> [THE REQUEST]: Pick out all lines with the word "image" from the records that follow.

> [RECORDS PROVIDED]:
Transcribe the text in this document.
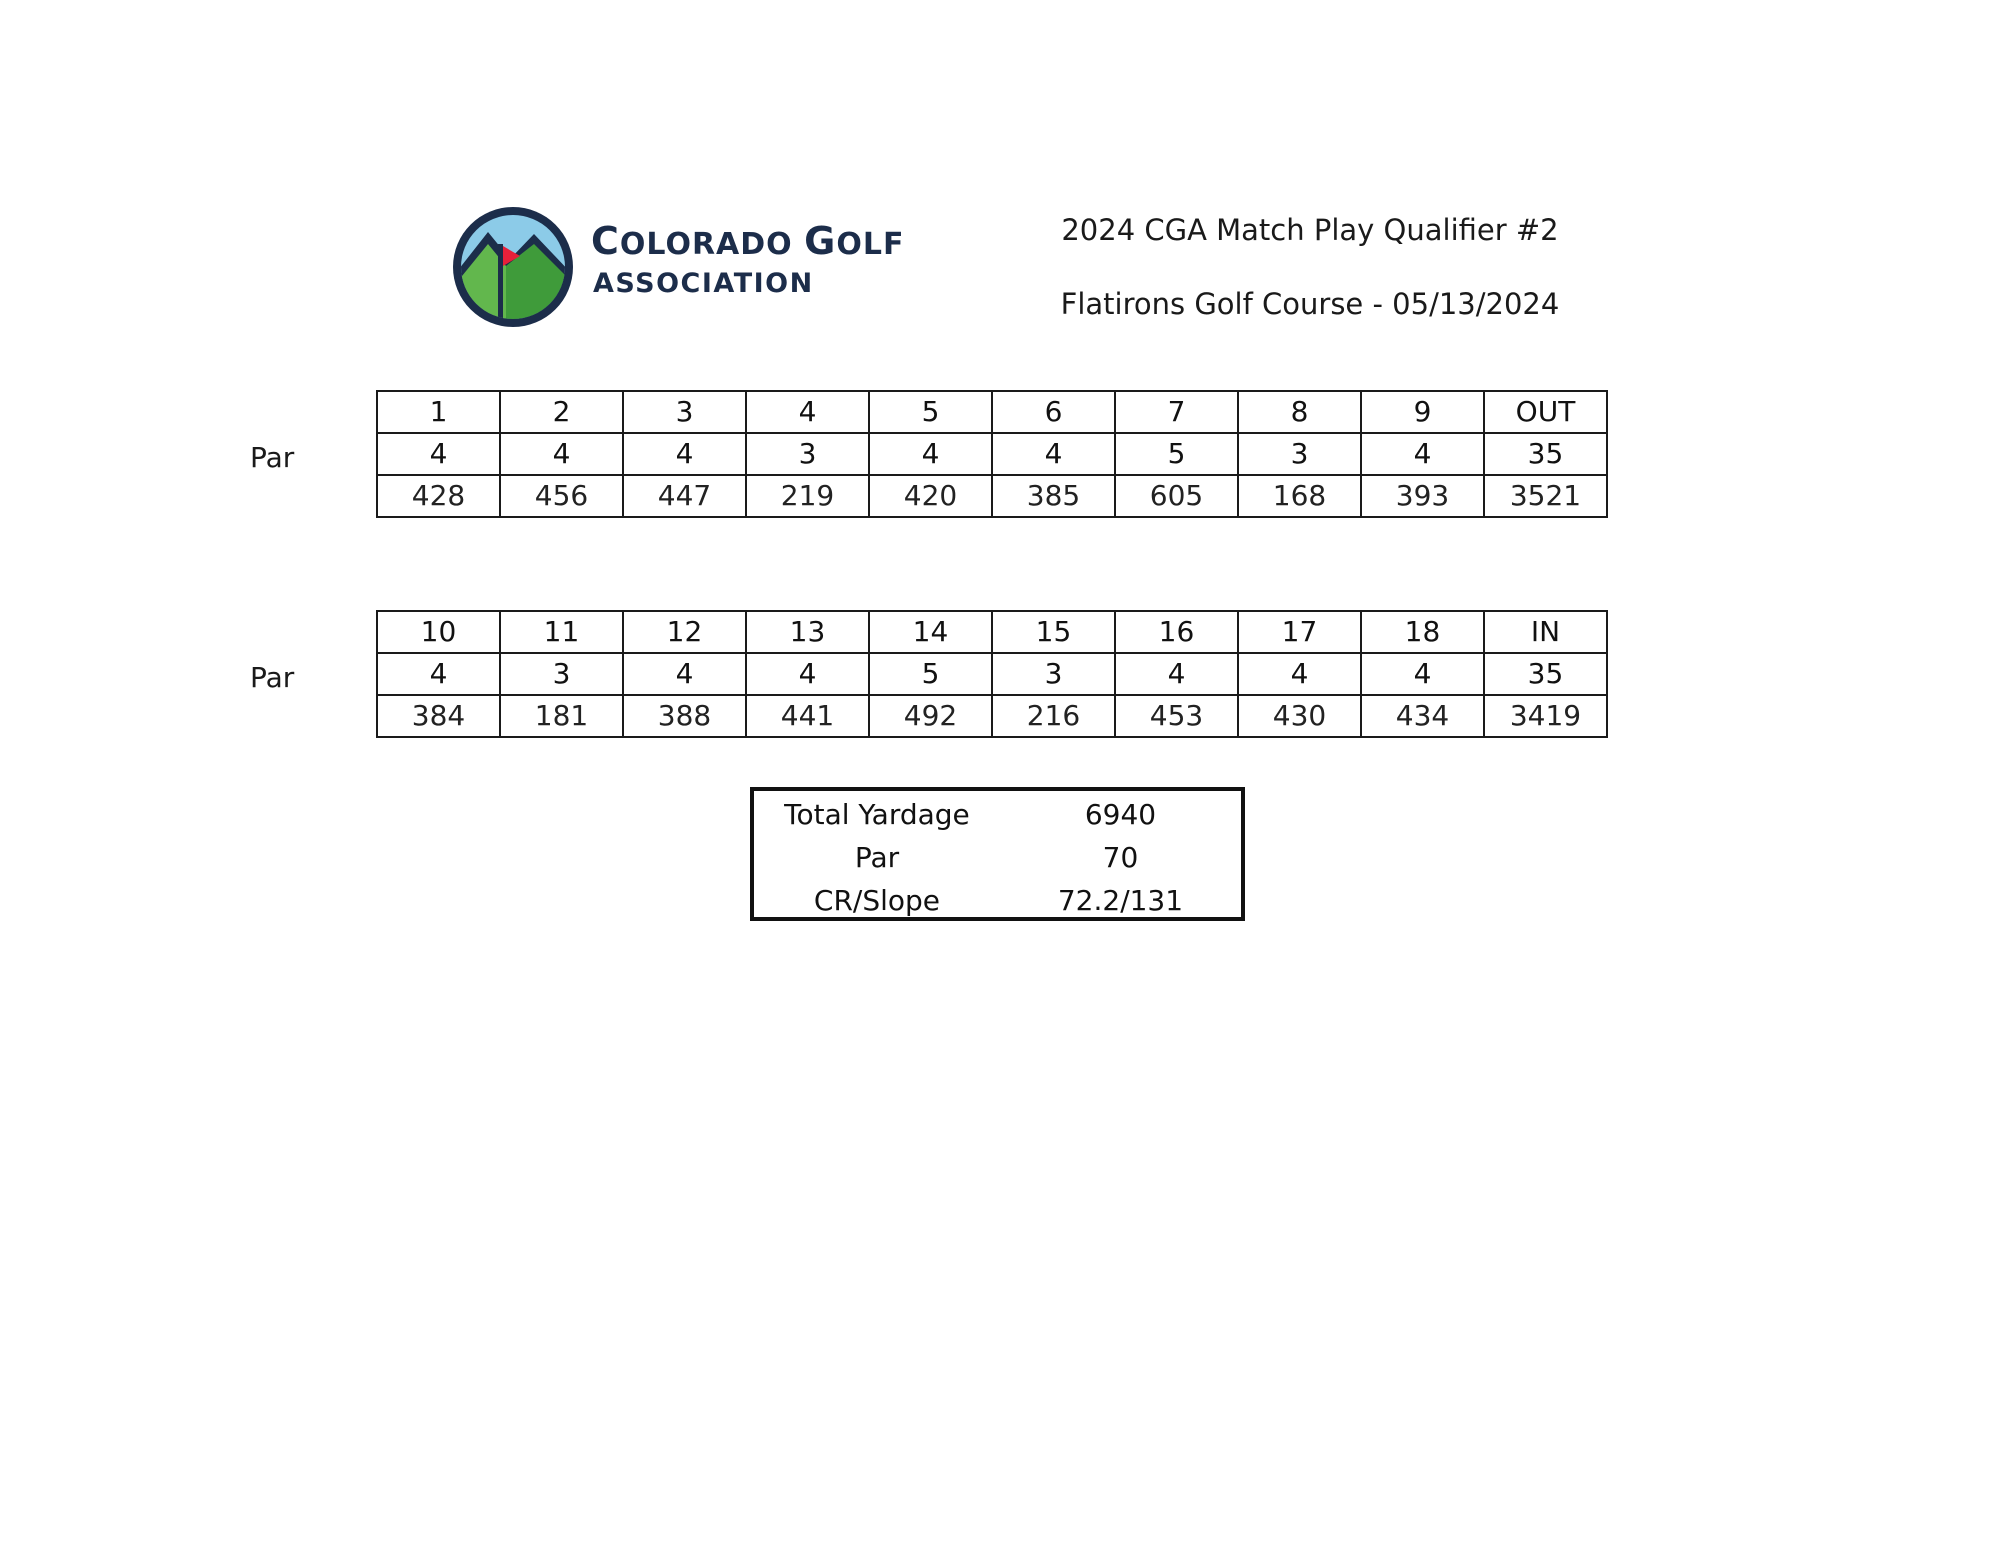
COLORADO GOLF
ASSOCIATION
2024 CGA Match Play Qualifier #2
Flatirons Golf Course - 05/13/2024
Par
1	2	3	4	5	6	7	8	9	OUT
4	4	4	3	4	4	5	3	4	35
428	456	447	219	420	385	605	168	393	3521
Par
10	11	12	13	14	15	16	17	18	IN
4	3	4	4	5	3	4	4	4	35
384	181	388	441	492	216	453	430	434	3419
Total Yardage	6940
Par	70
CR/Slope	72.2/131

* * *

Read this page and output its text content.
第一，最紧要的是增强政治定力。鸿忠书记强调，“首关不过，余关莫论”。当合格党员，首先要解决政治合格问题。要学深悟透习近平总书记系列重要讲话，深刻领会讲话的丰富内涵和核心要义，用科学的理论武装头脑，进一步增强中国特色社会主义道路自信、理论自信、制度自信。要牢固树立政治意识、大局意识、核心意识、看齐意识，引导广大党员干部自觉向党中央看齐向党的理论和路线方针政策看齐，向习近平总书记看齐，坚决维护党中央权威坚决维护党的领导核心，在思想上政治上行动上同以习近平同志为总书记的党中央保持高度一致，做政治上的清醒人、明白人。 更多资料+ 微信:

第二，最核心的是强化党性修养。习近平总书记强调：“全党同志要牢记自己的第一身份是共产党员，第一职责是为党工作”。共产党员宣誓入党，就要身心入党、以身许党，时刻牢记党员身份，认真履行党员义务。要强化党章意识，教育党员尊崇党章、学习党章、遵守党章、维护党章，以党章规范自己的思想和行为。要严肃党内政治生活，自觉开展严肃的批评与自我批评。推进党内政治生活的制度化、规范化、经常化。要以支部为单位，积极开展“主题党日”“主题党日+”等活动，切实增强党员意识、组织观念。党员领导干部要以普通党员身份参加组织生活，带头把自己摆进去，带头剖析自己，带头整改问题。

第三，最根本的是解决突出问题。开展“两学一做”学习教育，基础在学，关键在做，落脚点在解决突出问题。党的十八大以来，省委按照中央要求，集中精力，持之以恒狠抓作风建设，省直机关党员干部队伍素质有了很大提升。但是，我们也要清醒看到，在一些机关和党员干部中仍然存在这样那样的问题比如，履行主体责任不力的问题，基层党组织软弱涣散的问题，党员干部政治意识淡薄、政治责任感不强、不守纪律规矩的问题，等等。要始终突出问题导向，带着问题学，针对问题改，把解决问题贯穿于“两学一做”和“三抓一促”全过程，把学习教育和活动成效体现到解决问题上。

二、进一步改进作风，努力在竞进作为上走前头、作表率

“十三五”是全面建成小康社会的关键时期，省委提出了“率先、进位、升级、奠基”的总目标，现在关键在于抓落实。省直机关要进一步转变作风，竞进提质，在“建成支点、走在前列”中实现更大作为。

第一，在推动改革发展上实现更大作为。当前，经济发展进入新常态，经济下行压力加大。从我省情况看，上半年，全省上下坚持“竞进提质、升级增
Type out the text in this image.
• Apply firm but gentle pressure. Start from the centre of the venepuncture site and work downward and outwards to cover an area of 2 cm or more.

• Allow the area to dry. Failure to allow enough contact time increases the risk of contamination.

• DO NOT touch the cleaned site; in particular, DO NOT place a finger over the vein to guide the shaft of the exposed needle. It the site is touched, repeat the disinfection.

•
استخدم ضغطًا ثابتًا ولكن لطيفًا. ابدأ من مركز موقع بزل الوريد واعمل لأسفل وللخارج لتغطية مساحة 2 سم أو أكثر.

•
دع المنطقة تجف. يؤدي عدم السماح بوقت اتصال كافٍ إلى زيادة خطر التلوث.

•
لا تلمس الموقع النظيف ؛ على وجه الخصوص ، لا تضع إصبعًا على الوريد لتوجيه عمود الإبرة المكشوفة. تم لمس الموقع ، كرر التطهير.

==

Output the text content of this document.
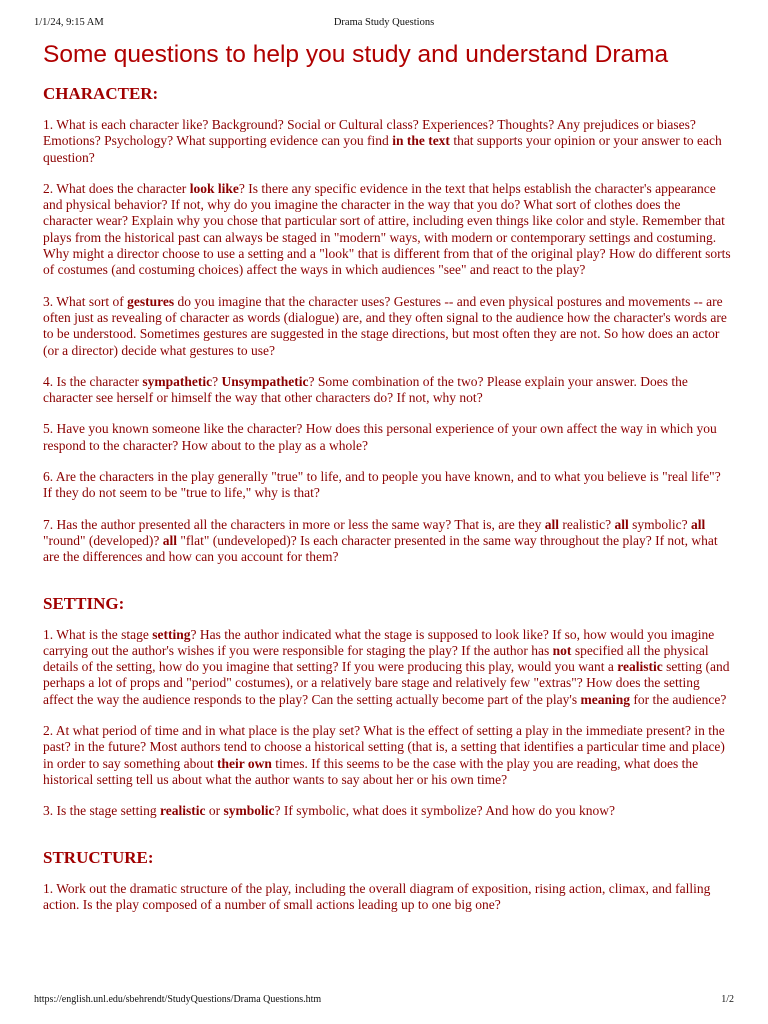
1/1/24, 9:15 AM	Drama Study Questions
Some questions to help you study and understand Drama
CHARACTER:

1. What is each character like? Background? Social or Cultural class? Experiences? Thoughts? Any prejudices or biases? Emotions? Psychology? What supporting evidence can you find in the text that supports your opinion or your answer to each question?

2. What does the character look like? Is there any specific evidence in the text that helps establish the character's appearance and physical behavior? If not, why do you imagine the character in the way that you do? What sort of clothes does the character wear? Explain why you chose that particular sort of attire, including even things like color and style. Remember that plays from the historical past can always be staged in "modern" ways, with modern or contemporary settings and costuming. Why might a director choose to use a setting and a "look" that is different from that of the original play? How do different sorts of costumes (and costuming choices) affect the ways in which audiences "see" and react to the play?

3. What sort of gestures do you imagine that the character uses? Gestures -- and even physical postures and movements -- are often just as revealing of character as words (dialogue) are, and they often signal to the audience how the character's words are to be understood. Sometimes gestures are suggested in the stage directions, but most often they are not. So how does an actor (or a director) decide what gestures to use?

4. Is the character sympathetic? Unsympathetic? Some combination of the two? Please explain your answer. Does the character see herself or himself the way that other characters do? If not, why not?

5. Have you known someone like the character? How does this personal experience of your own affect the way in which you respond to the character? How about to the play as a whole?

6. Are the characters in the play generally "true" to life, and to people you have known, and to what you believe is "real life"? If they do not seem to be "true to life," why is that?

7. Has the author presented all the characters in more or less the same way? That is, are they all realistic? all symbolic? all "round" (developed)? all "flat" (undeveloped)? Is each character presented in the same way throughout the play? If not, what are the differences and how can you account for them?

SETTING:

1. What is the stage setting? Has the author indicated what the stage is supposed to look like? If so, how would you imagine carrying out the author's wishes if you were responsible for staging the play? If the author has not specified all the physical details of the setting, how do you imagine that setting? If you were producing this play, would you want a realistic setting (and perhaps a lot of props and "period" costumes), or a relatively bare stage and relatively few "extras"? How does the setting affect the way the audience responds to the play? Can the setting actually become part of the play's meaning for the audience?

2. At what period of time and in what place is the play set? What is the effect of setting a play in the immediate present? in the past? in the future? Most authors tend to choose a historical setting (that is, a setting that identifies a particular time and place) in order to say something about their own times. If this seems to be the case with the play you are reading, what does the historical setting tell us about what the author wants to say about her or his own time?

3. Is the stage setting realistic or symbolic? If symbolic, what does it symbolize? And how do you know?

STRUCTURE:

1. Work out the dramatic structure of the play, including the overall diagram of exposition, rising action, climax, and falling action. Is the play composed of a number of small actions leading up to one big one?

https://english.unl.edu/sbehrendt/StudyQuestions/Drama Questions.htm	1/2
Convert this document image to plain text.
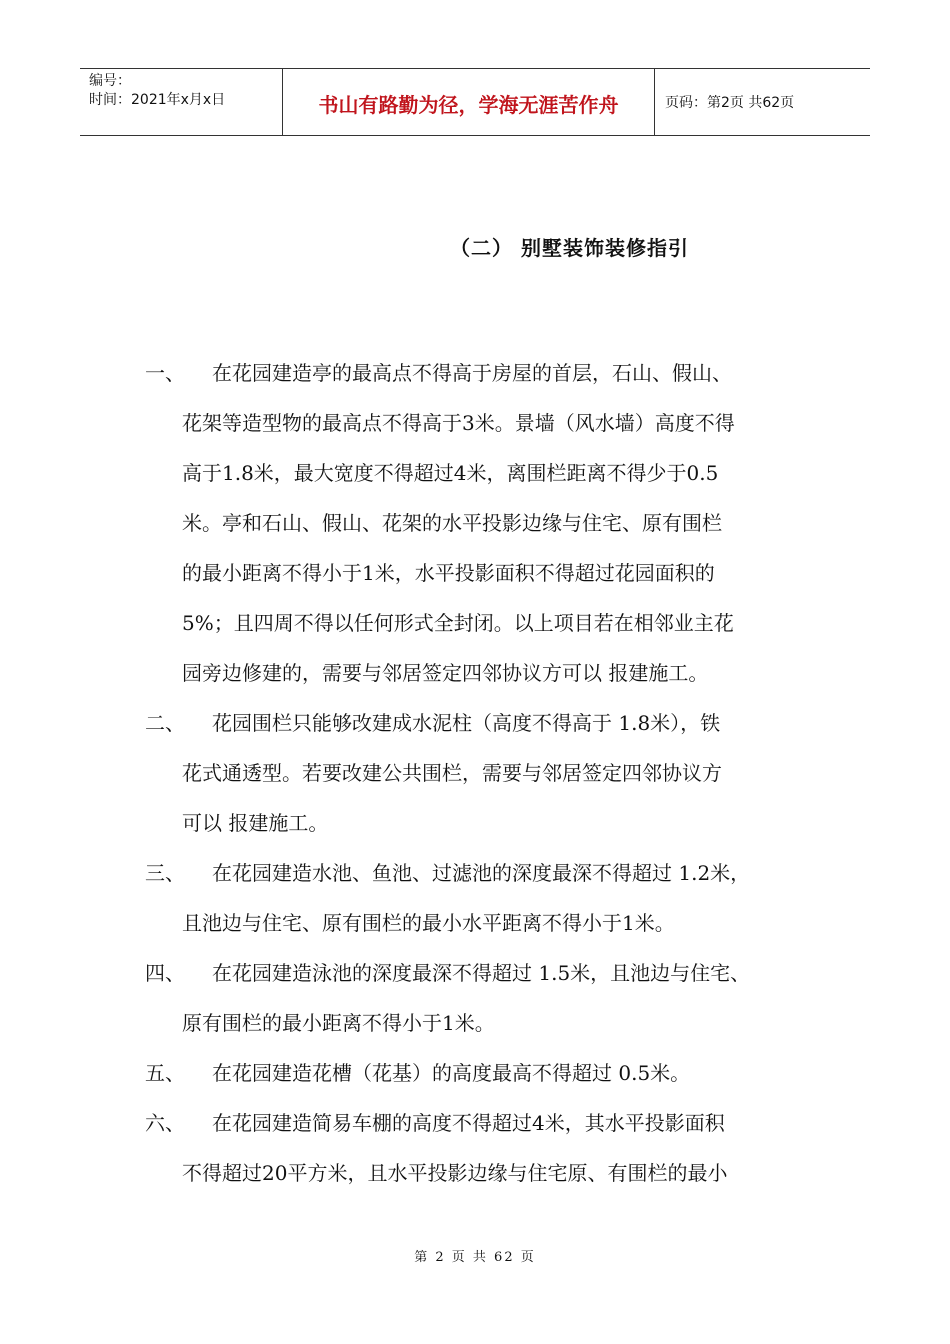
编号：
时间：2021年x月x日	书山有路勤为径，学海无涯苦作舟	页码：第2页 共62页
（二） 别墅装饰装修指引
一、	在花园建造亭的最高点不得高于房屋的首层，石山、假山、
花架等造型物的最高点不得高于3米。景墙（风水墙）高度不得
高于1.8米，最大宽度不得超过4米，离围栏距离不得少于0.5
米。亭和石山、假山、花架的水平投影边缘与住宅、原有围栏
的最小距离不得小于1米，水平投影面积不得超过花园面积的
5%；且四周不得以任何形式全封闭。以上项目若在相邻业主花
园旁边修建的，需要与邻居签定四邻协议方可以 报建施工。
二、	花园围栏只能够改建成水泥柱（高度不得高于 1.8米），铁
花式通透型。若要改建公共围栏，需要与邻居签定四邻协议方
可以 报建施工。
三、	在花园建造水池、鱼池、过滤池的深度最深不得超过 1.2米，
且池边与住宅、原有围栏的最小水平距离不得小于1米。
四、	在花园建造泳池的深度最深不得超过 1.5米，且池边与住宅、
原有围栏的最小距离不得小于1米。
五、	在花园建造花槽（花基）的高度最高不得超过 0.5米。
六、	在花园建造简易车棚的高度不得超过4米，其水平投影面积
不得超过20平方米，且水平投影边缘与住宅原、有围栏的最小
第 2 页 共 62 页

> [RESULT OF THE EXERCISE]:
Type out the text in this image.
Convert this document image to plain text.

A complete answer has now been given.